## Your task
The exercise asks for every line of the data to be reproduced exactly.

## Provided data

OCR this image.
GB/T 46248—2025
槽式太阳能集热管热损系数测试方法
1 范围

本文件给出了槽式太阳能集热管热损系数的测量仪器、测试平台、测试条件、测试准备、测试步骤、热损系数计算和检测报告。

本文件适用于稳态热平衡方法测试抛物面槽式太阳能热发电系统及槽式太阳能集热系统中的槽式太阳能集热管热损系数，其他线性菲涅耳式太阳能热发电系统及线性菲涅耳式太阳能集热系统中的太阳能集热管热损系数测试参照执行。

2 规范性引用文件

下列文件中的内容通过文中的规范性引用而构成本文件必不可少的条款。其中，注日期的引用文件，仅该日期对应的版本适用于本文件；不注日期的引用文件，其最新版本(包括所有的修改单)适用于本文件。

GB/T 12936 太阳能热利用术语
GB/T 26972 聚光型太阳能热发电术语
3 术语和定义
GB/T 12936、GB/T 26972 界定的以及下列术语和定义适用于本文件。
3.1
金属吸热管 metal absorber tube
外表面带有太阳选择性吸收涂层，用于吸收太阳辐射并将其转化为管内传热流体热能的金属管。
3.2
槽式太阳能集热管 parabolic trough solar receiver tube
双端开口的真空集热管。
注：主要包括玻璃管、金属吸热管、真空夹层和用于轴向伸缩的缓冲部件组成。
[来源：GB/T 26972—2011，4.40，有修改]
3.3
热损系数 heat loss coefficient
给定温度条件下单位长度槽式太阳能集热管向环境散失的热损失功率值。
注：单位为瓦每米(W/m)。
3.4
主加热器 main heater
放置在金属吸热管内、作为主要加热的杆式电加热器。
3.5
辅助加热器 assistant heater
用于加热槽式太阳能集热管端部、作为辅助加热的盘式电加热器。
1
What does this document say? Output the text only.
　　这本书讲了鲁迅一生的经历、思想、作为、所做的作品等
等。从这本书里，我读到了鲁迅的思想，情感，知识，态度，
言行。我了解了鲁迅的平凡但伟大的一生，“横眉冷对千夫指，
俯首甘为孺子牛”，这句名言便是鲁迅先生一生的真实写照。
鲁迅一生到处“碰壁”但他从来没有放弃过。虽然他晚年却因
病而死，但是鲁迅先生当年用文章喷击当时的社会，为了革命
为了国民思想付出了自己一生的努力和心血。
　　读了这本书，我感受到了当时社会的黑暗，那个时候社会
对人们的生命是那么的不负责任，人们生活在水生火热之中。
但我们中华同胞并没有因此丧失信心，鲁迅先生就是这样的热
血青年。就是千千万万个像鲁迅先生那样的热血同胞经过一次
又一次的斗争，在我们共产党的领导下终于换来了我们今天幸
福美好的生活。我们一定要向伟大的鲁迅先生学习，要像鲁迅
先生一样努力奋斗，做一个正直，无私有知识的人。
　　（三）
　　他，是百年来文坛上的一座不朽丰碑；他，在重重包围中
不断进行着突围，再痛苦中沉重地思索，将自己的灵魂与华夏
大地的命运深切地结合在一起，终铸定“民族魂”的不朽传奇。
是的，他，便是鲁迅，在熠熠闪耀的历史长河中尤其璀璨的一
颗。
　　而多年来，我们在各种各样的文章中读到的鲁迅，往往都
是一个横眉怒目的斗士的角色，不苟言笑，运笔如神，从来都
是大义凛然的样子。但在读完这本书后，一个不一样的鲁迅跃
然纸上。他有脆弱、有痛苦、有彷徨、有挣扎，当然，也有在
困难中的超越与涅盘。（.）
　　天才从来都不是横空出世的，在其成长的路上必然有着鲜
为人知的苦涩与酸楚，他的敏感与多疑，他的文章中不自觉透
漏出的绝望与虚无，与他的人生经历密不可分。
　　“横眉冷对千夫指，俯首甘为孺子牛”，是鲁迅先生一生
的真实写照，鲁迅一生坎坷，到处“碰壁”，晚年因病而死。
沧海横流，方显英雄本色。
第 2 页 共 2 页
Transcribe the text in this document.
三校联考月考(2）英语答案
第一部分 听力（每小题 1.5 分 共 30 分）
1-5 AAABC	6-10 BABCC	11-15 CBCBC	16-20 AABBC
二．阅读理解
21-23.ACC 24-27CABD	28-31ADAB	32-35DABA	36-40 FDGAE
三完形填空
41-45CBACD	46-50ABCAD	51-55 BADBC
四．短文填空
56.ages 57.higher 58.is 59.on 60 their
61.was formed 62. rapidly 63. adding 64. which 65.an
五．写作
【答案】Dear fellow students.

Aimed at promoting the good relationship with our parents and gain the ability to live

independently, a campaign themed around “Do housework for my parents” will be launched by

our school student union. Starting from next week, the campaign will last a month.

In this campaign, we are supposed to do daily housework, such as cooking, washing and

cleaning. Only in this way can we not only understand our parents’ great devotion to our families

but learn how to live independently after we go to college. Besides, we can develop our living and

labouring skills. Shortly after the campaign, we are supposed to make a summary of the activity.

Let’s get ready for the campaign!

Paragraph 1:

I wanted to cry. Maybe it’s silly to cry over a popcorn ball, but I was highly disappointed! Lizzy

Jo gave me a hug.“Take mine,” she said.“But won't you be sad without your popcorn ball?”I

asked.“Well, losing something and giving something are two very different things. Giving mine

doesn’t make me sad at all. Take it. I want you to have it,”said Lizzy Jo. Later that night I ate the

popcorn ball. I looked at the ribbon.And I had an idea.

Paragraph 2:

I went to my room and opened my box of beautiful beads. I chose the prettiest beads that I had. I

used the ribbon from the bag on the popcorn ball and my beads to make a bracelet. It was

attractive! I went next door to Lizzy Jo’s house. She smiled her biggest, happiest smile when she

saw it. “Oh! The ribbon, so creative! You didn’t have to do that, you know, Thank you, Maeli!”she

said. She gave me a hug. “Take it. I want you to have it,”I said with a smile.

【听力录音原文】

## Exercise output
OCR this image.
GB/T 46248—2025
槽式太阳能集热管热损系数测试方法
1 范围

本文件给出了槽式太阳能集热管热损系数的测量仪器、测试平台、测试条件、测试准备、测试步骤、热损系数计算和检测报告。

本文件适用于稳态热平衡方法测试抛物面槽式太阳能热发电系统及槽式太阳能集热系统中的槽式太阳能集热管热损系数，其他线性菲涅耳式太阳能热发电系统及线性菲涅耳式太阳能集热系统中的太阳能集热管热损系数测试参照执行。

2 规范性引用文件

下列文件中的内容通过文中的规范性引用而构成本文件必不可少的条款。其中，注日期的引用文件，仅该日期对应的版本适用于本文件；不注日期的引用文件，其最新版本(包括所有的修改单)适用于本文件。

GB/T 12936 太阳能热利用术语
GB/T 26972 聚光型太阳能热发电术语
3 术语和定义
GB/T 12936、GB/T 26972 界定的以及下列术语和定义适用于本文件。
3.1
金属吸热管 metal absorber tube
外表面带有太阳选择性吸收涂层，用于吸收太阳辐射并将其转化为管内传热流体热能的金属管。
3.2
槽式太阳能集热管 parabolic trough solar receiver tube
双端开口的真空集热管。
注：主要包括玻璃管、金属吸热管、真空夹层和用于轴向伸缩的缓冲部件组成。
[来源：GB/T 26972—2011，4.40，有修改]
3.3
热损系数 heat loss coefficient
给定温度条件下单位长度槽式太阳能集热管向环境散失的热损失功率值。
注：单位为瓦每米(W/m)。
3.4
主加热器 main heater
放置在金属吸热管内、作为主要加热的杆式电加热器。
3.5
辅助加热器 assistant heater
用于加热槽式太阳能集热管端部、作为辅助加热的盘式电加热器。
1
What does this document say? Output the text only.
　　这本书讲了鲁迅一生的经历、思想、作为、所做的作品等
等。从这本书里，我读到了鲁迅的思想，情感，知识，态度，
言行。我了解了鲁迅的平凡但伟大的一生，“横眉冷对千夫指，
俯首甘为孺子牛”，这句名言便是鲁迅先生一生的真实写照。
鲁迅一生到处“碰壁”但他从来没有放弃过。虽然他晚年却因
病而死，但是鲁迅先生当年用文章喷击当时的社会，为了革命
为了国民思想付出了自己一生的努力和心血。
　　读了这本书，我感受到了当时社会的黑暗，那个时候社会
对人们的生命是那么的不负责任，人们生活在水生火热之中。
但我们中华同胞并没有因此丧失信心，鲁迅先生就是这样的热
血青年。就是千千万万个像鲁迅先生那样的热血同胞经过一次
又一次的斗争，在我们共产党的领导下终于换来了我们今天幸
福美好的生活。我们一定要向伟大的鲁迅先生学习，要像鲁迅
先生一样努力奋斗，做一个正直，无私有知识的人。
　　（三）
　　他，是百年来文坛上的一座不朽丰碑；他，在重重包围中
不断进行着突围，再痛苦中沉重地思索，将自己的灵魂与华夏
大地的命运深切地结合在一起，终铸定“民族魂”的不朽传奇。
是的，他，便是鲁迅，在熠熠闪耀的历史长河中尤其璀璨的一
颗。
　　而多年来，我们在各种各样的文章中读到的鲁迅，往往都
是一个横眉怒目的斗士的角色，不苟言笑，运笔如神，从来都
是大义凛然的样子。但在读完这本书后，一个不一样的鲁迅跃
然纸上。他有脆弱、有痛苦、有彷徨、有挣扎，当然，也有在
困难中的超越与涅盘。（.）
　　天才从来都不是横空出世的，在其成长的路上必然有着鲜
为人知的苦涩与酸楚，他的敏感与多疑，他的文章中不自觉透
漏出的绝望与虚无，与他的人生经历密不可分。
　　“横眉冷对千夫指，俯首甘为孺子牛”，是鲁迅先生一生
的真实写照，鲁迅一生坎坷，到处“碰壁”，晚年因病而死。
沧海横流，方显英雄本色。
第 2 页 共 2 页
Transcribe the text in this document.
三校联考月考(2）英语答案
第一部分 听力（每小题 1.5 分 共 30 分）
1-5 AAABC	6-10 BABCC	11-15 CBCBC	16-20 AABBC
二．阅读理解
21-23.ACC 24-27CABD	28-31ADAB	32-35DABA	36-40 FDGAE
三完形填空
41-45CBACD	46-50ABCAD	51-55 BADBC
四．短文填空
56.ages 57.higher 58.is 59.on 60 their
61.was formed 62. rapidly 63. adding 64. which 65.an
五．写作
【答案】Dear fellow students.

Aimed at promoting the good relationship with our parents and gain the ability to live

independently, a campaign themed around “Do housework for my parents” will be launched by

our school student union. Starting from next week, the campaign will last a month.

In this campaign, we are supposed to do daily housework, such as cooking, washing and

cleaning. Only in this way can we not only understand our parents’ great devotion to our families

but learn how to live independently after we go to college. Besides, we can develop our living and

labouring skills. Shortly after the campaign, we are supposed to make a summary of the activity.

Let’s get ready for the campaign!

Paragraph 1:

I wanted to cry. Maybe it’s silly to cry over a popcorn ball, but I was highly disappointed! Lizzy

Jo gave me a hug.“Take mine,” she said.“But won't you be sad without your popcorn ball?”I

asked.“Well, losing something and giving something are two very different things. Giving mine

doesn’t make me sad at all. Take it. I want you to have it,”said Lizzy Jo. Later that night I ate the

popcorn ball. I looked at the ribbon.And I had an idea.

Paragraph 2:

I went to my room and opened my box of beautiful beads. I chose the prettiest beads that I had. I

used the ribbon from the bag on the popcorn ball and my beads to make a bracelet. It was

attractive! I went next door to Lizzy Jo’s house. She smiled her biggest, happiest smile when she

saw it. “Oh! The ribbon, so creative! You didn’t have to do that, you know, Thank you, Maeli!”she

said. She gave me a hug. “Take it. I want you to have it,”I said with a smile.

【听力录音原文】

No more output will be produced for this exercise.